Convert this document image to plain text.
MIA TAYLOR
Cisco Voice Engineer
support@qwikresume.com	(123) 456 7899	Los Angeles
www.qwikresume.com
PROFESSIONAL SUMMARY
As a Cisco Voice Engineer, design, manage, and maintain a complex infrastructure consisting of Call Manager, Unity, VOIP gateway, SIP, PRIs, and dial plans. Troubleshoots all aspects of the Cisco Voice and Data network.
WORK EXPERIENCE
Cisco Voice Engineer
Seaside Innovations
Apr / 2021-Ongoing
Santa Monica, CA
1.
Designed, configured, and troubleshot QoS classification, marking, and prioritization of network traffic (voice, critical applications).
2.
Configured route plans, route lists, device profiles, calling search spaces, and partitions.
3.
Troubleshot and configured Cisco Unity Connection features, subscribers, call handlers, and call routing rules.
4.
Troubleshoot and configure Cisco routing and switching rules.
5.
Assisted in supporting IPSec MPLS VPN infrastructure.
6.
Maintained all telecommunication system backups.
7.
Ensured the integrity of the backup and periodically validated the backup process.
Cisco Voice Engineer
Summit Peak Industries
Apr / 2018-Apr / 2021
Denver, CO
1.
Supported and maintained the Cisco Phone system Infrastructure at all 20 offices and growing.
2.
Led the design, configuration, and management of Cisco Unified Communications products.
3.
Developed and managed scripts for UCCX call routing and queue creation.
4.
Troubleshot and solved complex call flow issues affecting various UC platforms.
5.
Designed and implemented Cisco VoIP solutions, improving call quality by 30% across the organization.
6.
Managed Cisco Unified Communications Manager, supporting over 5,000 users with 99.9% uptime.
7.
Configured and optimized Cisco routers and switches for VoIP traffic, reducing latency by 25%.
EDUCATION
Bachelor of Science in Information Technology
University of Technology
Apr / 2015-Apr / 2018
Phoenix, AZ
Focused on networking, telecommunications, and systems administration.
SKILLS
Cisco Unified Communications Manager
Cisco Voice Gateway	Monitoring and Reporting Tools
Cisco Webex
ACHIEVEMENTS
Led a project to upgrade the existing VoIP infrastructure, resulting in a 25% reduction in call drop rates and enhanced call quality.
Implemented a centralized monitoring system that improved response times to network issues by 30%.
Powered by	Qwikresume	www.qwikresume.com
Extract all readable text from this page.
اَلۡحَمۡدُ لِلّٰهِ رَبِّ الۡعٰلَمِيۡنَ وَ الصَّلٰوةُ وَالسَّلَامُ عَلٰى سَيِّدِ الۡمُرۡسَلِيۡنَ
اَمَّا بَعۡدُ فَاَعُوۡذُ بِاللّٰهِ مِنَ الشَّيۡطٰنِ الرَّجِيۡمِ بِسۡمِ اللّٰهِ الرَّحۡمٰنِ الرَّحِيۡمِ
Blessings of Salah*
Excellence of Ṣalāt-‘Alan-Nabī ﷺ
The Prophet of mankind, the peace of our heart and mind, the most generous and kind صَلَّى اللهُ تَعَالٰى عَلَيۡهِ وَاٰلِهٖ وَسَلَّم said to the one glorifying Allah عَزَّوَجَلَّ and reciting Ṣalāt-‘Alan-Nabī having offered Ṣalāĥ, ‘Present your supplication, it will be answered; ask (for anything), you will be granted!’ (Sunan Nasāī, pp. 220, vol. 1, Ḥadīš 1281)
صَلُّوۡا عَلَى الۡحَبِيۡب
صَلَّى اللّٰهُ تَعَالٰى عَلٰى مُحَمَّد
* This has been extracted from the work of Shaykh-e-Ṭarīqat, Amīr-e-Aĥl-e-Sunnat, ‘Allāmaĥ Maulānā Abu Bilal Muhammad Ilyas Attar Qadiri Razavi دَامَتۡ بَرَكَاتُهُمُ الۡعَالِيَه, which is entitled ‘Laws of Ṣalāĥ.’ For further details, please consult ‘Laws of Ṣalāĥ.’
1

::::::::::

Problem details: The lines to reproduce run from the line containing "Extract all readable text from this page." to the end of the listing; write them out exactly and add nothing.

Answer to the exercise:
Extract all readable text from this page.
اَلۡحَمۡدُ لِلّٰهِ رَبِّ الۡعٰلَمِيۡنَ وَ الصَّلٰوةُ وَالسَّلَامُ عَلٰى سَيِّدِ الۡمُرۡسَلِيۡنَ
اَمَّا بَعۡدُ فَاَعُوۡذُ بِاللّٰهِ مِنَ الشَّيۡطٰنِ الرَّجِيۡمِ بِسۡمِ اللّٰهِ الرَّحۡمٰنِ الرَّحِيۡمِ
Blessings of Salah*
Excellence of Ṣalāt-‘Alan-Nabī ﷺ
The Prophet of mankind, the peace of our heart and mind, the most generous and kind صَلَّى اللهُ تَعَالٰى عَلَيۡهِ وَاٰلِهٖ وَسَلَّم said to the one glorifying Allah عَزَّوَجَلَّ and reciting Ṣalāt-‘Alan-Nabī having offered Ṣalāĥ, ‘Present your supplication, it will be answered; ask (for anything), you will be granted!’ (Sunan Nasāī, pp. 220, vol. 1, Ḥadīš 1281)
صَلُّوۡا عَلَى الۡحَبِيۡب
صَلَّى اللّٰهُ تَعَالٰى عَلٰى مُحَمَّد
* This has been extracted from the work of Shaykh-e-Ṭarīqat, Amīr-e-Aĥl-e-Sunnat, ‘Allāmaĥ Maulānā Abu Bilal Muhammad Ilyas Attar Qadiri Razavi دَامَتۡ بَرَكَاتُهُمُ الۡعَالِيَه, which is entitled ‘Laws of Ṣalāĥ.’ For further details, please consult ‘Laws of Ṣalāĥ.’
1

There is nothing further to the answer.